▸ **INSTRUCTIONS FOR THE TASK**
Provide only the number of lines in the records below that include "塩釜商工会議所".

▸ **DATA ENTRIES**
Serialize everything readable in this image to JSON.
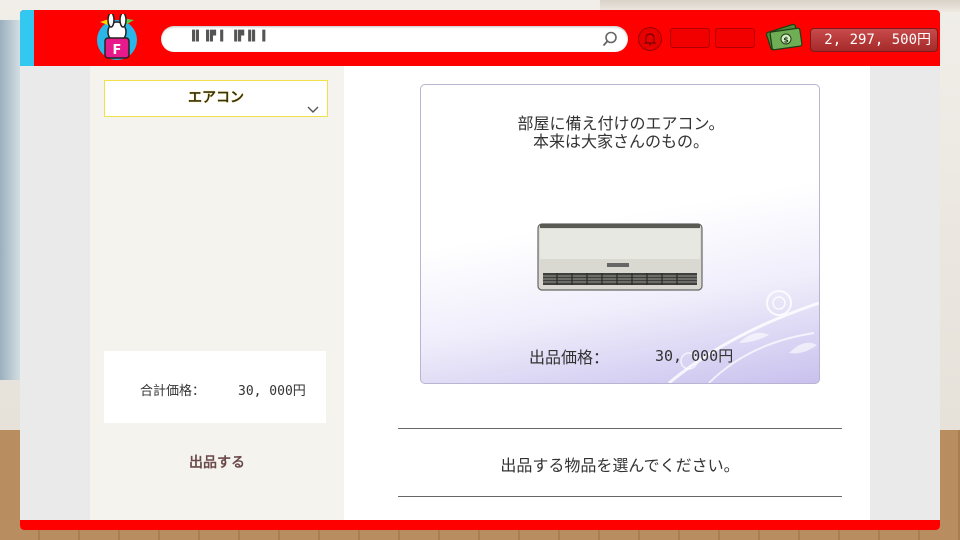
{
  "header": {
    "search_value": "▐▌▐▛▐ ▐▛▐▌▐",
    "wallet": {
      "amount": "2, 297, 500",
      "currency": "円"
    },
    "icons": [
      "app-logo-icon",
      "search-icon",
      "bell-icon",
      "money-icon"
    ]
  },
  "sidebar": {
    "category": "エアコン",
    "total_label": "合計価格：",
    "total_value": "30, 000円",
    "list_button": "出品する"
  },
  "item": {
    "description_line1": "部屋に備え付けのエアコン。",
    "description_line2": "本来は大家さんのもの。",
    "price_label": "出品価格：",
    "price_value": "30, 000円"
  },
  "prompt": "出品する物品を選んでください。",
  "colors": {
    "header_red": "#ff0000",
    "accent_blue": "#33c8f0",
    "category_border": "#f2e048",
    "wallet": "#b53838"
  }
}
--
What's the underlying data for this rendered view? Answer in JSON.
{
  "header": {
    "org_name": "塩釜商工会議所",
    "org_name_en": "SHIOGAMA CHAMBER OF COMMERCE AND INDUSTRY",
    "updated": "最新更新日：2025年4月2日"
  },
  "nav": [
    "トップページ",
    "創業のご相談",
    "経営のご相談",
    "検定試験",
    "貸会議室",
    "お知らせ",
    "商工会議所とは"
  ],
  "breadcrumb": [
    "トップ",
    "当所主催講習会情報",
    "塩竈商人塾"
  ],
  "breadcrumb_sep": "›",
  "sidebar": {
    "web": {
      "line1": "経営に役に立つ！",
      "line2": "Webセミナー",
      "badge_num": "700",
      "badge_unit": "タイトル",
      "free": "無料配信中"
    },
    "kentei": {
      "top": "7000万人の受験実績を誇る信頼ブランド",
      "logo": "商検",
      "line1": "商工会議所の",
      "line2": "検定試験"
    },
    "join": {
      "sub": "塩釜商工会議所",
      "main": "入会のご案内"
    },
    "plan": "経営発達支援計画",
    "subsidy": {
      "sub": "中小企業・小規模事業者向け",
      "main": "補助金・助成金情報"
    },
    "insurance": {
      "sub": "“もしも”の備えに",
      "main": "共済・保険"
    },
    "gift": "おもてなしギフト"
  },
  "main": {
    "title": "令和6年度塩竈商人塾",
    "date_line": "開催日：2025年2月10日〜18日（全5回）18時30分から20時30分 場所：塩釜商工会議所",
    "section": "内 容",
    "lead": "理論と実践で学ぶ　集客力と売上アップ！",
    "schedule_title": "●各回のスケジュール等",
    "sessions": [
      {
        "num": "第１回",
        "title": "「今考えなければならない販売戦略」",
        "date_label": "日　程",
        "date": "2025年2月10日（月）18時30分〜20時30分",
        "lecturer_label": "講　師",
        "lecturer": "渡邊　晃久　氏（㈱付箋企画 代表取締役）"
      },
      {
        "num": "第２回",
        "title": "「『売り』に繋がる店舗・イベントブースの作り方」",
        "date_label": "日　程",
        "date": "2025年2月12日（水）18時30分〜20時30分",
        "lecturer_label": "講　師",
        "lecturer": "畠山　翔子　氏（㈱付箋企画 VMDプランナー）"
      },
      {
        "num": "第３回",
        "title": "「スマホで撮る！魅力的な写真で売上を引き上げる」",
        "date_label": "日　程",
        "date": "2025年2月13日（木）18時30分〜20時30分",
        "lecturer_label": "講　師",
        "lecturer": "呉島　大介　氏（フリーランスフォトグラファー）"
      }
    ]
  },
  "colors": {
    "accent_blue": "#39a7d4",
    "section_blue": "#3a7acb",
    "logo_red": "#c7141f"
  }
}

▸ **FINISHED EXERCISE**
3